## Your goal
Reproduce the data that follows in its entirety, character for character.

--------------------------------

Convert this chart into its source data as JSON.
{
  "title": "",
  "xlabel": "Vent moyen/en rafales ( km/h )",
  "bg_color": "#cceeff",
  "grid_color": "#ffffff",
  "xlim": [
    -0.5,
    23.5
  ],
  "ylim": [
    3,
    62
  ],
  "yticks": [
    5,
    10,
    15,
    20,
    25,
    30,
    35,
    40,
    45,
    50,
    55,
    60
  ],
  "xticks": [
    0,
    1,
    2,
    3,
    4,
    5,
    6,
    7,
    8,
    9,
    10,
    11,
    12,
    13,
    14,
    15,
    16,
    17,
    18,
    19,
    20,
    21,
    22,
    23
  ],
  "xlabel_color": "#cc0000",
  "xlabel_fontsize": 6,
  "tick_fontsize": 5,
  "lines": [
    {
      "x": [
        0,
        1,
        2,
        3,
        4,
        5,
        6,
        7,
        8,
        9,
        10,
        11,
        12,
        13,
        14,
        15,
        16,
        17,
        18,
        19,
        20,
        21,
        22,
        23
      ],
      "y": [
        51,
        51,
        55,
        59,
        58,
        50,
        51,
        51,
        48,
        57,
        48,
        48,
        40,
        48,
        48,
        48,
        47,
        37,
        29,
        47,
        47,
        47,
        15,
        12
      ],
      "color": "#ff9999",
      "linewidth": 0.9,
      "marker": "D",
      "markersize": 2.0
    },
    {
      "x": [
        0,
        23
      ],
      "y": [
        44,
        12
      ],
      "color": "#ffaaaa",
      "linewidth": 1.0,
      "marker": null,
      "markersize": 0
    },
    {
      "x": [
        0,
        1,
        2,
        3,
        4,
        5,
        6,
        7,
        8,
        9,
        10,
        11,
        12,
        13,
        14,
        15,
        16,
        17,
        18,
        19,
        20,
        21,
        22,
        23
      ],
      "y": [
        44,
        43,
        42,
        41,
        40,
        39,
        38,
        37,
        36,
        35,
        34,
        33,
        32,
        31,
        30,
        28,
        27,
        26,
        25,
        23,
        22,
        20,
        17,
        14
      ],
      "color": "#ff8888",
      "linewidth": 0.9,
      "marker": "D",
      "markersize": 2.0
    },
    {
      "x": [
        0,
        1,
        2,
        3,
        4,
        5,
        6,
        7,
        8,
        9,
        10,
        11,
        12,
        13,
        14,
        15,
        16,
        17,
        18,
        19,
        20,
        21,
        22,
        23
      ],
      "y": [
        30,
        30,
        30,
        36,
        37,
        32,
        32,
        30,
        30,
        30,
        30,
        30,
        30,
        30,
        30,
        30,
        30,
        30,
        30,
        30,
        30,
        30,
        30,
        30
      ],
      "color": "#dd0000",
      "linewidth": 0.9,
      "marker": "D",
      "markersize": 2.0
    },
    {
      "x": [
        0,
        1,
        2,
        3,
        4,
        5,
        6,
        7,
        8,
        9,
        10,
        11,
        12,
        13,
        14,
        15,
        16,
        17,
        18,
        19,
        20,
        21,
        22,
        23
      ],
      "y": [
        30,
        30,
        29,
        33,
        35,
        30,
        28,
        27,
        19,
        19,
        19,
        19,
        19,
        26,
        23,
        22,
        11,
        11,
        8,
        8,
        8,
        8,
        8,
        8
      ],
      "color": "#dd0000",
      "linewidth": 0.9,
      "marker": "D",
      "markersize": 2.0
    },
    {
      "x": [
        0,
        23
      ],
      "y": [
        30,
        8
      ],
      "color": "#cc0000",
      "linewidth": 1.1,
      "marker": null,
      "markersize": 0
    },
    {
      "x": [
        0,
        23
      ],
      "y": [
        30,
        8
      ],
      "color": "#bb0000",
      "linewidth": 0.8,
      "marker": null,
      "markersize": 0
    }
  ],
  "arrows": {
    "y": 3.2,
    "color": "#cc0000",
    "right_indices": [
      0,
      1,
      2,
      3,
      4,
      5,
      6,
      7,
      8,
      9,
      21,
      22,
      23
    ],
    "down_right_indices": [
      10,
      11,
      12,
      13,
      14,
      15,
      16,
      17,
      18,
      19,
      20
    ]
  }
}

--------------------------------

## Result of this exercise
Convert this chart into its source data as JSON.
{
  "title": "",
  "xlabel": "Vent moyen/en rafales ( km/h )",
  "bg_color": "#cceeff",
  "grid_color": "#ffffff",
  "xlim": [
    -0.5,
    23.5
  ],
  "ylim": [
    3,
    62
  ],
  "yticks": [
    5,
    10,
    15,
    20,
    25,
    30,
    35,
    40,
    45,
    50,
    55,
    60
  ],
  "xticks": [
    0,
    1,
    2,
    3,
    4,
    5,
    6,
    7,
    8,
    9,
    10,
    11,
    12,
    13,
    14,
    15,
    16,
    17,
    18,
    19,
    20,
    21,
    22,
    23
  ],
  "xlabel_color": "#cc0000",
  "xlabel_fontsize": 6,
  "tick_fontsize": 5,
  "lines": [
    {
      "x": [
        0,
        1,
        2,
        3,
        4,
        5,
        6,
        7,
        8,
        9,
        10,
        11,
        12,
        13,
        14,
        15,
        16,
        17,
        18,
        19,
        20,
        21,
        22,
        23
      ],
      "y": [
        51,
        51,
        55,
        59,
        58,
        50,
        51,
        51,
        48,
        57,
        48,
        48,
        40,
        48,
        48,
        48,
        47,
        37,
        29,
        47,
        47,
        47,
        15,
        12
      ],
      "color": "#ff9999",
      "linewidth": 0.9,
      "marker": "D",
      "markersize": 2.0
    },
    {
      "x": [
        0,
        23
      ],
      "y": [
        44,
        12
      ],
      "color": "#ffaaaa",
      "linewidth": 1.0,
      "marker": null,
      "markersize": 0
    },
    {
      "x": [
        0,
        1,
        2,
        3,
        4,
        5,
        6,
        7,
        8,
        9,
        10,
        11,
        12,
        13,
        14,
        15,
        16,
        17,
        18,
        19,
        20,
        21,
        22,
        23
      ],
      "y": [
        44,
        43,
        42,
        41,
        40,
        39,
        38,
        37,
        36,
        35,
        34,
        33,
        32,
        31,
        30,
        28,
        27,
        26,
        25,
        23,
        22,
        20,
        17,
        14
      ],
      "color": "#ff8888",
      "linewidth": 0.9,
      "marker": "D",
      "markersize": 2.0
    },
    {
      "x": [
        0,
        1,
        2,
        3,
        4,
        5,
        6,
        7,
        8,
        9,
        10,
        11,
        12,
        13,
        14,
        15,
        16,
        17,
        18,
        19,
        20,
        21,
        22,
        23
      ],
      "y": [
        30,
        30,
        30,
        36,
        37,
        32,
        32,
        30,
        30,
        30,
        30,
        30,
        30,
        30,
        30,
        30,
        30,
        30,
        30,
        30,
        30,
        30,
        30,
        30
      ],
      "color": "#dd0000",
      "linewidth": 0.9,
      "marker": "D",
      "markersize": 2.0
    },
    {
      "x": [
        0,
        1,
        2,
        3,
        4,
        5,
        6,
        7,
        8,
        9,
        10,
        11,
        12,
        13,
        14,
        15,
        16,
        17,
        18,
        19,
        20,
        21,
        22,
        23
      ],
      "y": [
        30,
        30,
        29,
        33,
        35,
        30,
        28,
        27,
        19,
        19,
        19,
        19,
        19,
        26,
        23,
        22,
        11,
        11,
        8,
        8,
        8,
        8,
        8,
        8
      ],
      "color": "#dd0000",
      "linewidth": 0.9,
      "marker": "D",
      "markersize": 2.0
    },
    {
      "x": [
        0,
        23
      ],
      "y": [
        30,
        8
      ],
      "color": "#cc0000",
      "linewidth": 1.1,
      "marker": null,
      "markersize": 0
    },
    {
      "x": [
        0,
        23
      ],
      "y": [
        30,
        8
      ],
      "color": "#bb0000",
      "linewidth": 0.8,
      "marker": null,
      "markersize": 0
    }
  ],
  "arrows": {
    "y": 3.2,
    "color": "#cc0000",
    "right_indices": [
      0,
      1,
      2,
      3,
      4,
      5,
      6,
      7,
      8,
      9,
      21,
      22,
      23
    ],
    "down_right_indices": [
      10,
      11,
      12,
      13,
      14,
      15,
      16,
      17,
      18,
      19,
      20
    ]
  }
}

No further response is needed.